§ STATED PROBLEM:
Copy out the entries word for word, beginning with their first line and stopping after the line that contains "Text: be drawn".

§ INPUT MATERIAL:

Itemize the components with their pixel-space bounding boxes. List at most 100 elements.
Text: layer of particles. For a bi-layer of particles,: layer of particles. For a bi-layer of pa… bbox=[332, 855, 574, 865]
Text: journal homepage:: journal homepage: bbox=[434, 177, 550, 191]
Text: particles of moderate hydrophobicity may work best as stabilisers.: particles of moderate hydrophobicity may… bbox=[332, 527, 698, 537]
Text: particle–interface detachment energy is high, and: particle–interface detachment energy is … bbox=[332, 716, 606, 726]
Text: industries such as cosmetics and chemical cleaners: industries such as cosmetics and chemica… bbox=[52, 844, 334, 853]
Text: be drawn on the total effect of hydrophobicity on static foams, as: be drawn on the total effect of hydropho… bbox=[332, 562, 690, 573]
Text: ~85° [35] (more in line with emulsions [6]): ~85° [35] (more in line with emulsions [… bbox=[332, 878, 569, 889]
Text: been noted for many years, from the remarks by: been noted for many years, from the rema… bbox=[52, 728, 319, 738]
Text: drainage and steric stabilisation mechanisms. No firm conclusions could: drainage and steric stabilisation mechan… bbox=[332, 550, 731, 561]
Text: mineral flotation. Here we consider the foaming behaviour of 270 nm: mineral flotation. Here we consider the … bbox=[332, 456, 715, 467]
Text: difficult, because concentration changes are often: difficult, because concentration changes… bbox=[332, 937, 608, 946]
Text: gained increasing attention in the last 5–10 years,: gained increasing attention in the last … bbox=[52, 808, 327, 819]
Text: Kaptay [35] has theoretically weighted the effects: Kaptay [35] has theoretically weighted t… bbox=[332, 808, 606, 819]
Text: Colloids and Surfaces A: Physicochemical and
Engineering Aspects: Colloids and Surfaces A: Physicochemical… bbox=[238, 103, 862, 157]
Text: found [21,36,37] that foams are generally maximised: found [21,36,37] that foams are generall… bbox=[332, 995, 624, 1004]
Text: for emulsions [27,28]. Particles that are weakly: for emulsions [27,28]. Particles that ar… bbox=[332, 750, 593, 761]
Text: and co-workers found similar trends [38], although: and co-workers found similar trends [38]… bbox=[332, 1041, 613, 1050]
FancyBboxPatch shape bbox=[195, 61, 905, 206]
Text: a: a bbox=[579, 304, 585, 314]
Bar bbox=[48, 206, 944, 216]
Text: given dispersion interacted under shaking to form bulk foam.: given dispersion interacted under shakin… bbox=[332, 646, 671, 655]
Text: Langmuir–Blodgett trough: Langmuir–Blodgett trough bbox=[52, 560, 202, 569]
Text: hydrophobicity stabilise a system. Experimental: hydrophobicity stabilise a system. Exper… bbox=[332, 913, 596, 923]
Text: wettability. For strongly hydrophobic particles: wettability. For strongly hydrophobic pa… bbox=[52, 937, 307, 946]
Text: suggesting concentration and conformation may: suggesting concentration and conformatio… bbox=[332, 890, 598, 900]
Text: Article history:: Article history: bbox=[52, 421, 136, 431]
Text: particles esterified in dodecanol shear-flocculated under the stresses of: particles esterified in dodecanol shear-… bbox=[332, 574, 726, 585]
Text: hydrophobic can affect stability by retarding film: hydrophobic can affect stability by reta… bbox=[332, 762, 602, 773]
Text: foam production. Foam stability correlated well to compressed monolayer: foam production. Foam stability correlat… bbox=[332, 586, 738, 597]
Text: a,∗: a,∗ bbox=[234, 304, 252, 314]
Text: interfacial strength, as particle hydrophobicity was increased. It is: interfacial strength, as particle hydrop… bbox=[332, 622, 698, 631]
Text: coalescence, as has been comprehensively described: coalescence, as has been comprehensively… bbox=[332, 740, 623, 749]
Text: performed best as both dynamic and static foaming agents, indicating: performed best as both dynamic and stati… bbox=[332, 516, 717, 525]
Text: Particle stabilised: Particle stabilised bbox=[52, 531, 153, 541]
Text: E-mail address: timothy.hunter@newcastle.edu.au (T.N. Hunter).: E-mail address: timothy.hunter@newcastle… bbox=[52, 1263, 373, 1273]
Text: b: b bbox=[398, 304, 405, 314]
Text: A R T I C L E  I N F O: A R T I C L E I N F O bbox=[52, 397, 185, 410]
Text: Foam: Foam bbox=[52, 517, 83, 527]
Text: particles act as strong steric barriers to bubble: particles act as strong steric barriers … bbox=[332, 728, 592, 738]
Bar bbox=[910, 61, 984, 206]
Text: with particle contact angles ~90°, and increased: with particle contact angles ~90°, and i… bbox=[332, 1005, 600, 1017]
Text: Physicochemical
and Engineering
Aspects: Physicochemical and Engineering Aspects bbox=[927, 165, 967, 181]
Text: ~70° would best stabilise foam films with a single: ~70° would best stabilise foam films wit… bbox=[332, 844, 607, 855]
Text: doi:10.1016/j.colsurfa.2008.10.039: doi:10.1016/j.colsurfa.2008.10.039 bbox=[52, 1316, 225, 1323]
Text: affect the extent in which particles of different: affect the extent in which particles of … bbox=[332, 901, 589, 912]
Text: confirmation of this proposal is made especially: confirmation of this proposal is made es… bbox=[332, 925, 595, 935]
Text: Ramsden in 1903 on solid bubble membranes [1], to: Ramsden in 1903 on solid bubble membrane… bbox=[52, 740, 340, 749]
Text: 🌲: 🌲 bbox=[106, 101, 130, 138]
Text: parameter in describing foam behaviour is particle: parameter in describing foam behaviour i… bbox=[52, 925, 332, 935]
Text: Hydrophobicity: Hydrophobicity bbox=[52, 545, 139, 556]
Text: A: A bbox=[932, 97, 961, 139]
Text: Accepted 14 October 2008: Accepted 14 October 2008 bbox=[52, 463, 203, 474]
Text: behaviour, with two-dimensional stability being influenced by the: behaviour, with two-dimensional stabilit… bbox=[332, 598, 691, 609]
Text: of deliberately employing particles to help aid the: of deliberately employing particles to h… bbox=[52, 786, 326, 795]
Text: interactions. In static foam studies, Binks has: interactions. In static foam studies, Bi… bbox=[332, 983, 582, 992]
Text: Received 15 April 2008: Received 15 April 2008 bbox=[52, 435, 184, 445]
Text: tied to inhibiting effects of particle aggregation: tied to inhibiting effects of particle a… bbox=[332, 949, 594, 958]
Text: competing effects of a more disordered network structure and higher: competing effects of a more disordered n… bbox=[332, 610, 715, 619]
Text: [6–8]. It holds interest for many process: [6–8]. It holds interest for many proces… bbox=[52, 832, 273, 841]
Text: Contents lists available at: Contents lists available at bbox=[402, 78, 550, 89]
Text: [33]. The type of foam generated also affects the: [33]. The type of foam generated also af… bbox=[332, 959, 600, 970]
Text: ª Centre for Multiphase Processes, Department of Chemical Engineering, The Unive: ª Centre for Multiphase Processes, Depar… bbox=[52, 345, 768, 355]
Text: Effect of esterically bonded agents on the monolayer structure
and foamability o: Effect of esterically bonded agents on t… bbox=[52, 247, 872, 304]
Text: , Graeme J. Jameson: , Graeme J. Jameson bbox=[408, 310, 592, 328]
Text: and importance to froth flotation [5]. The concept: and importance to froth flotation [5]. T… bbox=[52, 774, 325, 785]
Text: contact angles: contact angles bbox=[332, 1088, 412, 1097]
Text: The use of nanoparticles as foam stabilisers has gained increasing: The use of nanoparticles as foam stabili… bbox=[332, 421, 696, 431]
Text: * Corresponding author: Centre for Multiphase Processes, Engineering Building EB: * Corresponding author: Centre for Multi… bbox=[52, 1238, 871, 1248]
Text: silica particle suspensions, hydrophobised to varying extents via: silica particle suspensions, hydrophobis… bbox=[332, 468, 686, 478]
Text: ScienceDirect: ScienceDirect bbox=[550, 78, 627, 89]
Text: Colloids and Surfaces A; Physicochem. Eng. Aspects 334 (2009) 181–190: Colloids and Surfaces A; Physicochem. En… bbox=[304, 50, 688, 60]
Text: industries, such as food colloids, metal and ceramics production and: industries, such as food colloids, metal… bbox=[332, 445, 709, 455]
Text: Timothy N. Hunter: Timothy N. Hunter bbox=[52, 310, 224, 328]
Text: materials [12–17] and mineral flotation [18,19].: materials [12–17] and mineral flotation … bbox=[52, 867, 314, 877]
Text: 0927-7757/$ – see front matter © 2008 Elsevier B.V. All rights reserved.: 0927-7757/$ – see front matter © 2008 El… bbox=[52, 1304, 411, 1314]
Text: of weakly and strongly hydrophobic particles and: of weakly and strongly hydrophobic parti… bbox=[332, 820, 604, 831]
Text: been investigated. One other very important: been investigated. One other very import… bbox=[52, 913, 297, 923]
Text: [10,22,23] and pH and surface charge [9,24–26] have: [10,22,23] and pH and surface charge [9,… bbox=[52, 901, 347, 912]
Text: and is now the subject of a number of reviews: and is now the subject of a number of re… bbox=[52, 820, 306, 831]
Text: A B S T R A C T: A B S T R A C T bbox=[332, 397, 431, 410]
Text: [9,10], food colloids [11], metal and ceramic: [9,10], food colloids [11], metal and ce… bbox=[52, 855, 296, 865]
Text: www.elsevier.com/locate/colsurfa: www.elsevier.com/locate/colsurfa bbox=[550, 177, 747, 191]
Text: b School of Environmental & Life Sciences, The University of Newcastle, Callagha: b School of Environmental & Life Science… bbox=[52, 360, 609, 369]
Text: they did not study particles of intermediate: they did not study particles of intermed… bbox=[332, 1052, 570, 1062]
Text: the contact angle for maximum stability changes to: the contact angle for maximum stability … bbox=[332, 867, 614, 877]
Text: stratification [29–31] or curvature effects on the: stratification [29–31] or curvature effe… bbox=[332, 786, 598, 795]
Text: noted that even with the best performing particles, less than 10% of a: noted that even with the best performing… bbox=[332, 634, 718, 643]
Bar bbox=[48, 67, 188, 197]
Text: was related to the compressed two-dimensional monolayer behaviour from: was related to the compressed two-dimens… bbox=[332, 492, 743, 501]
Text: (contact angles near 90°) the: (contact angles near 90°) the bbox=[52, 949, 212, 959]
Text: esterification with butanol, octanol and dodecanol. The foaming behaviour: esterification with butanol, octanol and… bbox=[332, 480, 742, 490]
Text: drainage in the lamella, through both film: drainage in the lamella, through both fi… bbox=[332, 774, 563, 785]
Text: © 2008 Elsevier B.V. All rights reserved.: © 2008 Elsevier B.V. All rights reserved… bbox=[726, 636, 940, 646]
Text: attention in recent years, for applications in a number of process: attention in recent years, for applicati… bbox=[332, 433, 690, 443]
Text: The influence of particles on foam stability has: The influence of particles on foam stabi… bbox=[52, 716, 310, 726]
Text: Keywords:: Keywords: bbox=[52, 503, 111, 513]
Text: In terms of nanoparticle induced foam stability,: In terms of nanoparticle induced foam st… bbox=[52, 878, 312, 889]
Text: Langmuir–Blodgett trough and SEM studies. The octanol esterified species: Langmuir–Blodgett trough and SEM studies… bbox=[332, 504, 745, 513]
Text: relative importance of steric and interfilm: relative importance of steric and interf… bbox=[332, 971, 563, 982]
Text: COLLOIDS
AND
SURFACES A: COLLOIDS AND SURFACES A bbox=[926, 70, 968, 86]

§ RESPONSE TO THIS TASK:
Itemize the components with their pixel-space bounding boxes. List at most 100 elements.
Text: layer of particles. For a bi-layer of particles,: layer of particles. For a bi-layer of pa… bbox=[332, 855, 574, 865]
Text: journal homepage:: journal homepage: bbox=[434, 177, 550, 191]
Text: particles of moderate hydrophobicity may work best as stabilisers.: particles of moderate hydrophobicity may… bbox=[332, 527, 698, 537]
Text: particle–interface detachment energy is high, and: particle–interface detachment energy is … bbox=[332, 716, 606, 726]
Text: industries such as cosmetics and chemical cleaners: industries such as cosmetics and chemica… bbox=[52, 844, 334, 853]
Text: be drawn on the total effect of hydrophobicity on static foams, as: be drawn on the total effect of hydropho… bbox=[332, 562, 690, 573]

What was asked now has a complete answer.